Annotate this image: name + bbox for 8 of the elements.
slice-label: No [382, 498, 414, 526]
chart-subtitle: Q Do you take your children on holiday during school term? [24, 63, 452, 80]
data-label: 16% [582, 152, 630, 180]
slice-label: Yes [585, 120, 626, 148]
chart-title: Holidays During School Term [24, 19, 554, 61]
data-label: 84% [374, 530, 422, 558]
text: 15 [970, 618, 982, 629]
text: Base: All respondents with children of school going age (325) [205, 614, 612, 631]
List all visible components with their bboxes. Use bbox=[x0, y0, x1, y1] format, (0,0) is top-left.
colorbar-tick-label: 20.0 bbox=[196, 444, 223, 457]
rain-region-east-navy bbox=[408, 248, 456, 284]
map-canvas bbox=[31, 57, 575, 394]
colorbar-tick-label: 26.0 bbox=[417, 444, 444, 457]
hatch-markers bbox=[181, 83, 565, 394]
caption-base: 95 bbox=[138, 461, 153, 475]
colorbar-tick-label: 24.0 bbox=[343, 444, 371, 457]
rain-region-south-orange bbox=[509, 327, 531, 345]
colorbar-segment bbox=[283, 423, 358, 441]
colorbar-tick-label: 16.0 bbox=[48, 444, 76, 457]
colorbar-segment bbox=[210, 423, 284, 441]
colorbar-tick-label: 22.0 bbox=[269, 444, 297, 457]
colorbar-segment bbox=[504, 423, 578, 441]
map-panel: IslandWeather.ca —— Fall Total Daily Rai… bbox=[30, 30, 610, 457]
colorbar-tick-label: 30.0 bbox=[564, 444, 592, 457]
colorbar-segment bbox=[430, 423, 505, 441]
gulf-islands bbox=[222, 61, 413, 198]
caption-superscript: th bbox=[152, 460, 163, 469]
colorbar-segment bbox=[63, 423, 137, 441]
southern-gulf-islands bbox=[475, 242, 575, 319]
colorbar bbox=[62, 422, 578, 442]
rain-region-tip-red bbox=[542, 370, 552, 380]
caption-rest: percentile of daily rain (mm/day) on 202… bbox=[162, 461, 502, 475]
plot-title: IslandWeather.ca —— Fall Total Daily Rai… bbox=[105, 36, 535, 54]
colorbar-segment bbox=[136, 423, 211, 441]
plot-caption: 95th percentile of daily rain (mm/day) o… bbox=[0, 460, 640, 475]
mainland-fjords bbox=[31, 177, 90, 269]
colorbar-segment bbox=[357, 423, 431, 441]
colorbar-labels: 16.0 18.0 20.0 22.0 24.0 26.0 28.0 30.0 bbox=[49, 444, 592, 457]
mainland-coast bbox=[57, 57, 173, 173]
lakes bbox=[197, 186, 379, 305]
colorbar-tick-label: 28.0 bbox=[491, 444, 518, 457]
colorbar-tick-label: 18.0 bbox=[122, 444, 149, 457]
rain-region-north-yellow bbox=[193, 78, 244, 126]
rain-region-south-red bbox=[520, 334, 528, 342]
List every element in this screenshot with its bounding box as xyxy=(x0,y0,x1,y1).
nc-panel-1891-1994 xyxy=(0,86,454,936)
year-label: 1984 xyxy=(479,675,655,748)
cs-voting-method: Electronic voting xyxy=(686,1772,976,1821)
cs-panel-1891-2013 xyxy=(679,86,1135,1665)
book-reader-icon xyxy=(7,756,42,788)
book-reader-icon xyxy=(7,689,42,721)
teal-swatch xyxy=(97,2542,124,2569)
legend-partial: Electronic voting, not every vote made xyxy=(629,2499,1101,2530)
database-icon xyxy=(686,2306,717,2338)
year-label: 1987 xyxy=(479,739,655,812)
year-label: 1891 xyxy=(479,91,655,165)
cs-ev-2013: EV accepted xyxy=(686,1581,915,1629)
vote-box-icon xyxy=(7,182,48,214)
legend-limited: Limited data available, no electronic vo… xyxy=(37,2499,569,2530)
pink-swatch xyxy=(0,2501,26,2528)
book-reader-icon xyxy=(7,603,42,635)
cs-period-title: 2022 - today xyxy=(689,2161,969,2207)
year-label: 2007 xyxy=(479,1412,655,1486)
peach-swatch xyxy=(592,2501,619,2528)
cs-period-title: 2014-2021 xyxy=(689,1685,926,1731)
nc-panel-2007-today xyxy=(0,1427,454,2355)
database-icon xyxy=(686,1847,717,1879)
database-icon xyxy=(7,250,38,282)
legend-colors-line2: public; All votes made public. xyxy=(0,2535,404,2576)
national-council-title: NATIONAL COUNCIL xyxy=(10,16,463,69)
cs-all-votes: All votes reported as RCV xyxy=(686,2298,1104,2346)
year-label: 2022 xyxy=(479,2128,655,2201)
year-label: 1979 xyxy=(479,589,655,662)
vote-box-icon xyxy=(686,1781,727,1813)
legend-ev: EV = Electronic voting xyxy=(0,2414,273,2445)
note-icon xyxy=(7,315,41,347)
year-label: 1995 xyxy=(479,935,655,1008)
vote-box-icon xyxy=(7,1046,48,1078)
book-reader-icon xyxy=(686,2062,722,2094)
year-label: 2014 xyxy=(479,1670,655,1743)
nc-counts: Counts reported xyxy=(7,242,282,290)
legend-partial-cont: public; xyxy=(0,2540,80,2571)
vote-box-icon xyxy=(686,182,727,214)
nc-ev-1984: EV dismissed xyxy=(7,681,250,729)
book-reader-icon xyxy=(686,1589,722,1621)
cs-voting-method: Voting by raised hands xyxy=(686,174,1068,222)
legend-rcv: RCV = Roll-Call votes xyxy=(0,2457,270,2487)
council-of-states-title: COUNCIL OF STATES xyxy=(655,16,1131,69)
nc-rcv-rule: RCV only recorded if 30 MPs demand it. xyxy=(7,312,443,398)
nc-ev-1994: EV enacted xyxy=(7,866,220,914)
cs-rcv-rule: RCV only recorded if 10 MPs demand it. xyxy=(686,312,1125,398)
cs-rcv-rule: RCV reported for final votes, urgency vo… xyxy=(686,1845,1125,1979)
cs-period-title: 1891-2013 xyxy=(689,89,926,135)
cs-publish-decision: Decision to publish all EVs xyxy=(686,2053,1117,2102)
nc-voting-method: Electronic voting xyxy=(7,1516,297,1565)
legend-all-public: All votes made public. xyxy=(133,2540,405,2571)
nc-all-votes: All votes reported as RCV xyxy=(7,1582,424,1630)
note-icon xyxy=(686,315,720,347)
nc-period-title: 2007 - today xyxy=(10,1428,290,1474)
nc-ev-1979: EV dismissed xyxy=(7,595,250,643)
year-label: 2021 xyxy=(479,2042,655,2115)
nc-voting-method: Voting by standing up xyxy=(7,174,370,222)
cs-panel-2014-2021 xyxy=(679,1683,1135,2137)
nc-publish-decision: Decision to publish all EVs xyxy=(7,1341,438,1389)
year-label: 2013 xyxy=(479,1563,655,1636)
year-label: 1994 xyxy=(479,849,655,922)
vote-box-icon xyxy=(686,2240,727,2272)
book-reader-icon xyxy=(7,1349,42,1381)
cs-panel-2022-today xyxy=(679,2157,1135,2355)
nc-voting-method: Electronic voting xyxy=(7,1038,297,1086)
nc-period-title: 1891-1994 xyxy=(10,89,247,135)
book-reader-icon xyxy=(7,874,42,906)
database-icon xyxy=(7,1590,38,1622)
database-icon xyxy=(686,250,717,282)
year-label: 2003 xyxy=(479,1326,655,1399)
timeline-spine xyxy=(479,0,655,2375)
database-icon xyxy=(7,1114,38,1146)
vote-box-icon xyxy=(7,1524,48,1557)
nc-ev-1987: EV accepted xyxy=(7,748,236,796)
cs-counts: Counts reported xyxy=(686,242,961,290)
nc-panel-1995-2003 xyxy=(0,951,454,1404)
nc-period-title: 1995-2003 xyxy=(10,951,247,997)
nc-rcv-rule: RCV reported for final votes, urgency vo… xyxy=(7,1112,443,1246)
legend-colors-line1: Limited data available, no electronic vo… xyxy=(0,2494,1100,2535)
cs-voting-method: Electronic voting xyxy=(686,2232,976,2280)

━━━━

_EXERCISE:_ Please convert the stretch from the first of the rows through the one containing "slice-label: Yes [585, 120, 626, 148]" into a Markdown table with the columns Line No. and Content, numbering each line and dropping any blank lines.

_SOLUTION FOR THIS TASK:_
| Line No. | Content |
|---|---|
| 1 | Annotate this image: name + bbox for 8 of the elements. |
| 2 | slice-label: No [382, 498, 414, 526] |
| 3 | chart-subtitle: Q Do you take your children on holiday during school term? [24, 63, 452, 80] |
| 4 | data-label: 16% [582, 152, 630, 180] |
| 5 | slice-label: Yes [585, 120, 626, 148] |